*Short exercise:*
Reproduce nothing but the closing run of lines: the line with "Convert this document image to plain text." and each line that follows it to the end of the data.

*Exercise inputs:*
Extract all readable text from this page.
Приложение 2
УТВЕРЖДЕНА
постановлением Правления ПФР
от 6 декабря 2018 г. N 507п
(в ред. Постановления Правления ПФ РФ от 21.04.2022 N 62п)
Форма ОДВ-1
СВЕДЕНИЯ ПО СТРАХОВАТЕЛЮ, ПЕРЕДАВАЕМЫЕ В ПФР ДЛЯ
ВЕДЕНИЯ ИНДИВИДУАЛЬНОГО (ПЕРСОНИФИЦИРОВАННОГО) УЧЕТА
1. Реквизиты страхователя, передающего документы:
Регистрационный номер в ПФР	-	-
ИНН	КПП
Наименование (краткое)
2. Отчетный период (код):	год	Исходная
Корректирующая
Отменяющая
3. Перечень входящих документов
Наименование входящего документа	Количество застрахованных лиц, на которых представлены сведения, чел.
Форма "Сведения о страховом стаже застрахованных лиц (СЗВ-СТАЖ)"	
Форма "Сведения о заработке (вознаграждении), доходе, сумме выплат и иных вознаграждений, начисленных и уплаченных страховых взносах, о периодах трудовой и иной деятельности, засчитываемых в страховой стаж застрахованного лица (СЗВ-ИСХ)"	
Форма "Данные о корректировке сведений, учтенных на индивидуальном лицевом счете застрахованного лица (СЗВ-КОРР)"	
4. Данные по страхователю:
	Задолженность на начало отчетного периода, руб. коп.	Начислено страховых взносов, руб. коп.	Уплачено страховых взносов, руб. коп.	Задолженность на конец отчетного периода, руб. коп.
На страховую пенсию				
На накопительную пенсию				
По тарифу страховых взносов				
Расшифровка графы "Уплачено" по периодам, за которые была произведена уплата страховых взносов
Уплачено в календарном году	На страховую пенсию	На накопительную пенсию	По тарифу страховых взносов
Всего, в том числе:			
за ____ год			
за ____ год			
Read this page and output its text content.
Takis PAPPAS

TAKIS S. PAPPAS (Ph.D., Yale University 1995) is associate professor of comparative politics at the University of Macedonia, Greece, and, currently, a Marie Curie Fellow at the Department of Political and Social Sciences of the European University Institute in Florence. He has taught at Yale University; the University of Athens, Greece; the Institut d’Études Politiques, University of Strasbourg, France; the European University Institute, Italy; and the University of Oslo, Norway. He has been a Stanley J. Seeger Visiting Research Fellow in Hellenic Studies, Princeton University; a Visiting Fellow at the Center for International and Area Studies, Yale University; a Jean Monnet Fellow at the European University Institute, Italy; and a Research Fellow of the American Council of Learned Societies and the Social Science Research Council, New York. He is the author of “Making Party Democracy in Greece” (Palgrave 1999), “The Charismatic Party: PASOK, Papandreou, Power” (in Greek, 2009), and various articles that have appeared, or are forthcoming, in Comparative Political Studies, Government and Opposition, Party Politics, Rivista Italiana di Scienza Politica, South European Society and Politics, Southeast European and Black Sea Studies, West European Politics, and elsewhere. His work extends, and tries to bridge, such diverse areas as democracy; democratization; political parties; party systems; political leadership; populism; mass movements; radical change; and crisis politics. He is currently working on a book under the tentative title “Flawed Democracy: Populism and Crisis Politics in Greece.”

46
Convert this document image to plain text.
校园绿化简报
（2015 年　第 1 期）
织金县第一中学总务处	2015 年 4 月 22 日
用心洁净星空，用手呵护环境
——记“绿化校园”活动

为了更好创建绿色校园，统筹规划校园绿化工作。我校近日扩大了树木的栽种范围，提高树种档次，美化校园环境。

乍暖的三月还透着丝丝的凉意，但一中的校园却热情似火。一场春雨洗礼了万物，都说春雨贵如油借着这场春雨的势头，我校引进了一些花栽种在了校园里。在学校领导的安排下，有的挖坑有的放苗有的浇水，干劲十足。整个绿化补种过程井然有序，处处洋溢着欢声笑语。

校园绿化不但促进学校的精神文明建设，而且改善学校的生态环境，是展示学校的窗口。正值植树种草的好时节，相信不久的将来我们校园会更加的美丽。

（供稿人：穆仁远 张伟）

*Response to this exercise:*
Convert this document image to plain text.
校园绿化简报
（2015 年　第 1 期）
织金县第一中学总务处	2015 年 4 月 22 日
用心洁净星空，用手呵护环境
——记“绿化校园”活动

为了更好创建绿色校园，统筹规划校园绿化工作。我校近日扩大了树木的栽种范围，提高树种档次，美化校园环境。

乍暖的三月还透着丝丝的凉意，但一中的校园却热情似火。一场春雨洗礼了万物，都说春雨贵如油借着这场春雨的势头，我校引进了一些花栽种在了校园里。在学校领导的安排下，有的挖坑有的放苗有的浇水，干劲十足。整个绿化补种过程井然有序，处处洋溢着欢声笑语。

校园绿化不但促进学校的精神文明建设，而且改善学校的生态环境，是展示学校的窗口。正值植树种草的好时节，相信不久的将来我们校园会更加的美丽。

（供稿人：穆仁远 张伟）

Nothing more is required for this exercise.